---------- Extracted data ----------

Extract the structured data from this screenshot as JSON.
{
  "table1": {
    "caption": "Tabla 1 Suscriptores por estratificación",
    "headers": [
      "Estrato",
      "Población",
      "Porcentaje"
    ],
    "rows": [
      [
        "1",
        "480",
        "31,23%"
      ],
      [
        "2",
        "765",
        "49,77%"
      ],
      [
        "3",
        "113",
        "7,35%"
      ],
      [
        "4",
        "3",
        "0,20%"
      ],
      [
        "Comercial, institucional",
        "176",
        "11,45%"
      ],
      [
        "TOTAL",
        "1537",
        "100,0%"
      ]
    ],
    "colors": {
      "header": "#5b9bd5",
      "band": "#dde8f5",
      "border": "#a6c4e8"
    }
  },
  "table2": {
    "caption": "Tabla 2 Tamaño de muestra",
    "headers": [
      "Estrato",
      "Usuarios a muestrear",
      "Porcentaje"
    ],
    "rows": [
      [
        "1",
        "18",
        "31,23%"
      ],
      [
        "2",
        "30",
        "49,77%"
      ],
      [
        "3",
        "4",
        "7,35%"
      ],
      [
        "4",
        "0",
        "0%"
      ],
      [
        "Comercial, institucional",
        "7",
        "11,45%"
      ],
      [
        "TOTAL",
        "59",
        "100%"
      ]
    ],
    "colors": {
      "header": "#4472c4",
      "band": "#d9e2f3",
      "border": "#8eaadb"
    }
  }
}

----------

__Written task__
Write the entire listing out again, word for word.

__Result of this task__
Extract the structured data from this screenshot as JSON.
{
  "table1": {
    "caption": "Tabla 1 Suscriptores por estratificación",
    "headers": [
      "Estrato",
      "Población",
      "Porcentaje"
    ],
    "rows": [
      [
        "1",
        "480",
        "31,23%"
      ],
      [
        "2",
        "765",
        "49,77%"
      ],
      [
        "3",
        "113",
        "7,35%"
      ],
      [
        "4",
        "3",
        "0,20%"
      ],
      [
        "Comercial, institucional",
        "176",
        "11,45%"
      ],
      [
        "TOTAL",
        "1537",
        "100,0%"
      ]
    ],
    "colors": {
      "header": "#5b9bd5",
      "band": "#dde8f5",
      "border": "#a6c4e8"
    }
  },
  "table2": {
    "caption": "Tabla 2 Tamaño de muestra",
    "headers": [
      "Estrato",
      "Usuarios a muestrear",
      "Porcentaje"
    ],
    "rows": [
      [
        "1",
        "18",
        "31,23%"
      ],
      [
        "2",
        "30",
        "49,77%"
      ],
      [
        "3",
        "4",
        "7,35%"
      ],
      [
        "4",
        "0",
        "0%"
      ],
      [
        "Comercial, institucional",
        "7",
        "11,45%"
      ],
      [
        "TOTAL",
        "59",
        "100%"
      ]
    ],
    "colors": {
      "header": "#4472c4",
      "band": "#d9e2f3",
      "border": "#8eaadb"
    }
  }
}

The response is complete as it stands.